WHAT YOU SHOULD DO
Among the entries below, find the lines with "this" and copy them.

=-=-=

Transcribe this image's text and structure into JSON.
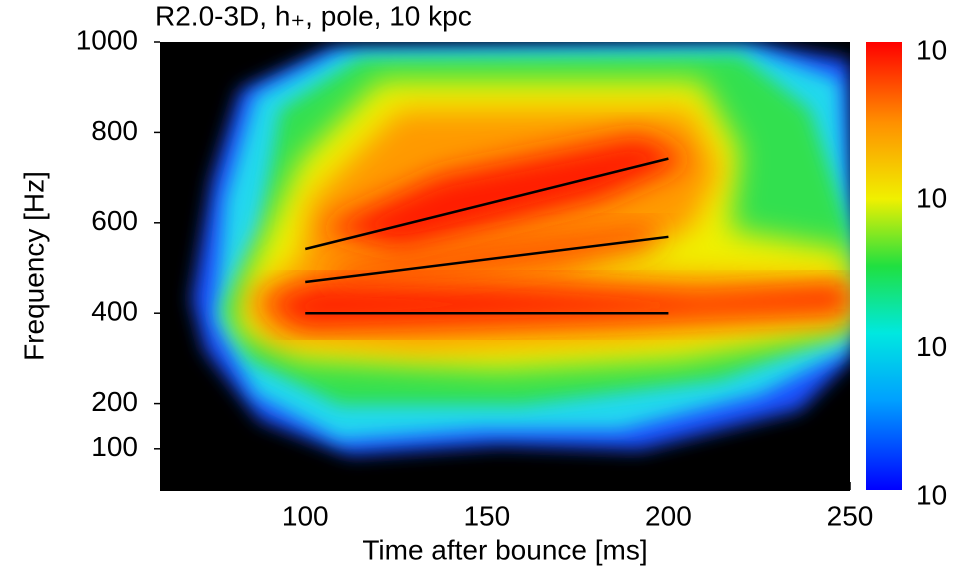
{
  "chart_data": {
    "type": "line",
    "title": "R2.0-3D, h₊, pole, 10 kpc",
    "x_label": "Time after bounce [ms]",
    "y_label": "Frequency [Hz]",
    "xlim": [
      60,
      250
    ],
    "xticks": [
      100,
      150,
      200,
      250
    ],
    "ylim": [
      0,
      1000
    ],
    "yticks": [
      100,
      200,
      400,
      600,
      800,
      1000
    ],
    "colorbar_labels": [
      "10",
      "10",
      "10",
      "10"
    ],
    "series": [
      {
        "color": "#000000",
        "x": [
          100,
          200
        ],
        "values": [
          542,
          742
        ]
      },
      {
        "color": "#000000",
        "x": [
          100,
          200
        ],
        "values": [
          469,
          569
        ]
      },
      {
        "color": "#000000",
        "x": [
          100,
          200
        ],
        "values": [
          400,
          400
        ]
      }
    ]
  }
}
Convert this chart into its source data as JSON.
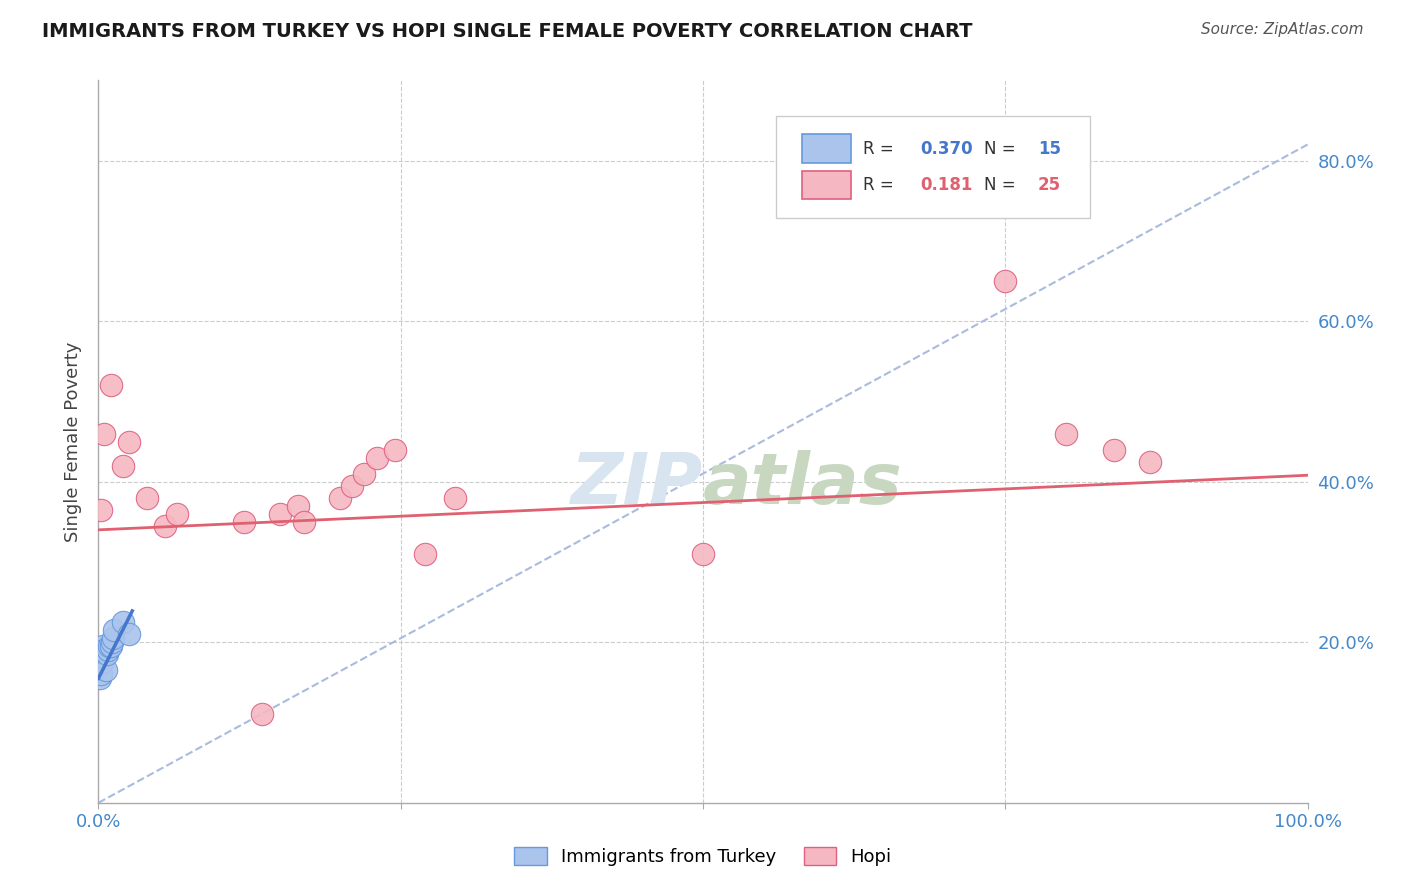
{
  "title": "IMMIGRANTS FROM TURKEY VS HOPI SINGLE FEMALE POVERTY CORRELATION CHART",
  "source": "Source: ZipAtlas.com",
  "ylabel": "Single Female Poverty",
  "xlim": [
    0,
    1.0
  ],
  "ylim": [
    0.0,
    0.9
  ],
  "blue_R": 0.37,
  "blue_N": 15,
  "pink_R": 0.181,
  "pink_N": 25,
  "blue_label": "Immigrants from Turkey",
  "pink_label": "Hopi",
  "blue_color": "#aac4ec",
  "pink_color": "#f5b8c2",
  "blue_edge_color": "#6699dd",
  "pink_edge_color": "#e06080",
  "blue_line_color": "#4477cc",
  "pink_line_color": "#e06070",
  "diag_line_color": "#aabbdd",
  "background_color": "#ffffff",
  "grid_color": "#cccccc",
  "blue_x": [
    0.001,
    0.002,
    0.003,
    0.004,
    0.005,
    0.006,
    0.007,
    0.008,
    0.009,
    0.01,
    0.011,
    0.012,
    0.013,
    0.02,
    0.025
  ],
  "blue_y": [
    0.155,
    0.16,
    0.175,
    0.195,
    0.19,
    0.165,
    0.185,
    0.19,
    0.195,
    0.195,
    0.2,
    0.205,
    0.215,
    0.225,
    0.21
  ],
  "pink_x": [
    0.002,
    0.005,
    0.01,
    0.02,
    0.025,
    0.04,
    0.055,
    0.065,
    0.12,
    0.15,
    0.165,
    0.17,
    0.2,
    0.21,
    0.22,
    0.23,
    0.245,
    0.27,
    0.295,
    0.5,
    0.75,
    0.8,
    0.84,
    0.87,
    0.135
  ],
  "pink_y": [
    0.365,
    0.46,
    0.52,
    0.42,
    0.45,
    0.38,
    0.345,
    0.36,
    0.35,
    0.36,
    0.37,
    0.35,
    0.38,
    0.395,
    0.41,
    0.43,
    0.44,
    0.31,
    0.38,
    0.31,
    0.65,
    0.46,
    0.44,
    0.425,
    0.11
  ],
  "blue_intercept": 0.155,
  "blue_slope": 3.0,
  "pink_intercept": 0.34,
  "pink_slope": 0.068,
  "diag_intercept": 0.0,
  "diag_slope": 0.82,
  "yticks": [
    0.2,
    0.4,
    0.6,
    0.8
  ],
  "ytick_labels": [
    "20.0%",
    "40.0%",
    "60.0%",
    "80.0%"
  ],
  "xticks": [
    0.0,
    0.25,
    0.5,
    0.75,
    1.0
  ],
  "xtick_labels": [
    "0.0%",
    "",
    "",
    "",
    "100.0%"
  ],
  "tick_color": "#4488cc",
  "title_fontsize": 14,
  "axis_fontsize": 13,
  "source_fontsize": 11
}
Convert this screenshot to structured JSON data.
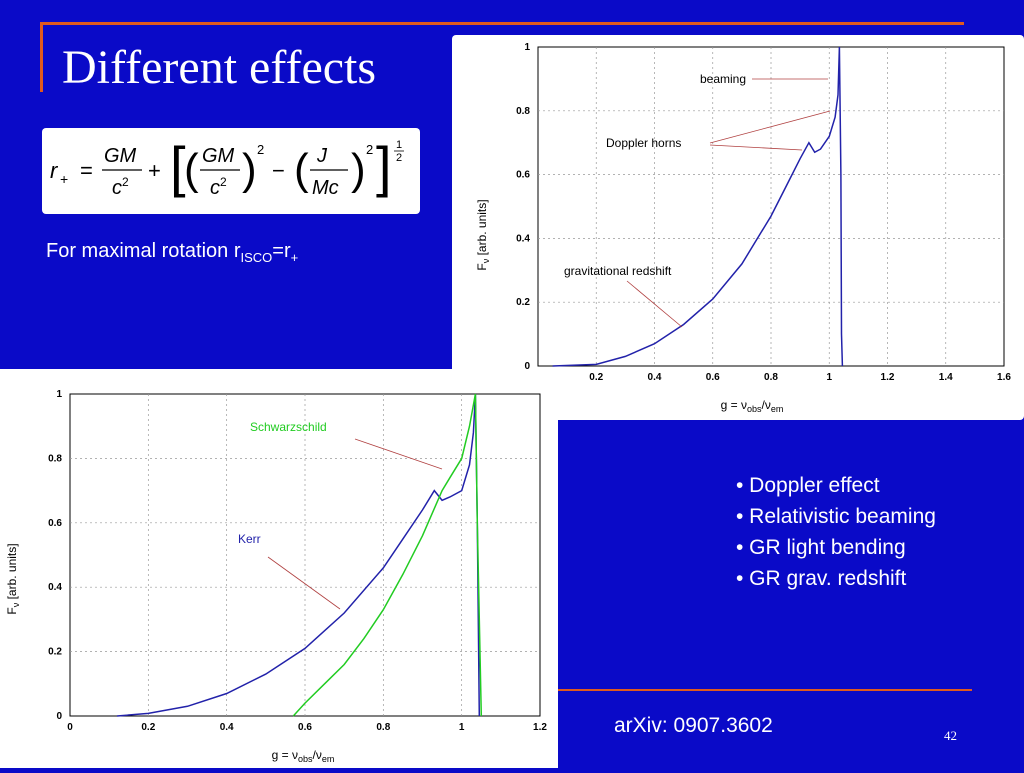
{
  "slide": {
    "title": "Different effects",
    "formula_text": "r+ = GM/c² + [ (GM/c²)² − (J/Mc)² ]^(1/2)",
    "note": {
      "prefix": "For maximal rotation r",
      "sub": "ISCO",
      "mid": "=r",
      "sup": "+"
    },
    "bullets": [
      "• Doppler effect",
      "• Relativistic beaming",
      "• GR light bending",
      "• GR grav. redshift"
    ],
    "reference": "arXiv: 0907.3602",
    "page_number": "42",
    "colors": {
      "background": "#0a0ac8",
      "rule": "#e05a1e",
      "kerr": "#2222aa",
      "schwarzschild": "#22cc22",
      "arrow": "#b04040"
    }
  },
  "chart_data": [
    {
      "type": "line",
      "xlim": [
        0,
        1.6
      ],
      "ylim": [
        0,
        1
      ],
      "xticks": [
        "0.2",
        "0.4",
        "0.6",
        "0.8",
        "1",
        "1.2",
        "1.4",
        "1.6"
      ],
      "yticks": [
        "0",
        "0.2",
        "0.4",
        "0.6",
        "0.8",
        "1"
      ],
      "xlabel": "g = ν_obs/ν_em",
      "ylabel": "F_ν [arb. units]",
      "grid": true,
      "series": [
        {
          "x": [
            0.05,
            0.2,
            0.3,
            0.4,
            0.5,
            0.6,
            0.7,
            0.8,
            0.85,
            0.9,
            0.93,
            0.95,
            0.97,
            1.0,
            1.02,
            1.03,
            1.035,
            1.04,
            1.042,
            1.045
          ],
          "y": [
            0,
            0.005,
            0.03,
            0.07,
            0.13,
            0.21,
            0.32,
            0.47,
            0.56,
            0.65,
            0.7,
            0.67,
            0.68,
            0.72,
            0.78,
            0.85,
            1.0,
            0.6,
            0.1,
            0
          ]
        }
      ],
      "annotations": [
        "beaming",
        "Doppler horns",
        "gravitational redshift"
      ]
    },
    {
      "type": "line",
      "xlim": [
        0,
        1.2
      ],
      "ylim": [
        0,
        1
      ],
      "xticks": [
        "0",
        "0.2",
        "0.4",
        "0.6",
        "0.8",
        "1",
        "1.2"
      ],
      "yticks": [
        "0",
        "0.2",
        "0.4",
        "0.6",
        "0.8",
        "1"
      ],
      "xlabel": "g = ν_obs/ν_em",
      "ylabel": "F_ν [arb. units]",
      "grid": true,
      "series": [
        {
          "name": "Kerr",
          "x": [
            0.12,
            0.2,
            0.3,
            0.4,
            0.5,
            0.6,
            0.7,
            0.8,
            0.85,
            0.9,
            0.93,
            0.95,
            0.97,
            1.0,
            1.02,
            1.03,
            1.035,
            1.04,
            1.045
          ],
          "y": [
            0,
            0.008,
            0.03,
            0.07,
            0.13,
            0.21,
            0.32,
            0.46,
            0.55,
            0.64,
            0.7,
            0.67,
            0.68,
            0.7,
            0.78,
            0.88,
            1.0,
            0.6,
            0
          ]
        },
        {
          "name": "Schwarzschild",
          "x": [
            0.57,
            0.6,
            0.65,
            0.7,
            0.75,
            0.8,
            0.85,
            0.9,
            0.95,
            0.97,
            1.0,
            1.02,
            1.035,
            1.04,
            1.05
          ],
          "y": [
            0,
            0.04,
            0.1,
            0.16,
            0.24,
            0.33,
            0.44,
            0.56,
            0.7,
            0.74,
            0.8,
            0.9,
            1.0,
            0.6,
            0
          ]
        }
      ],
      "annotations": [
        "Schwarzschild",
        "Kerr"
      ]
    }
  ]
}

=-=-=

EXPECTED ANSWER
Transcribe this image's text and structure into JSON.
Convert this chart into its source data as JSON.
Convert this screenshot to structured JSON data.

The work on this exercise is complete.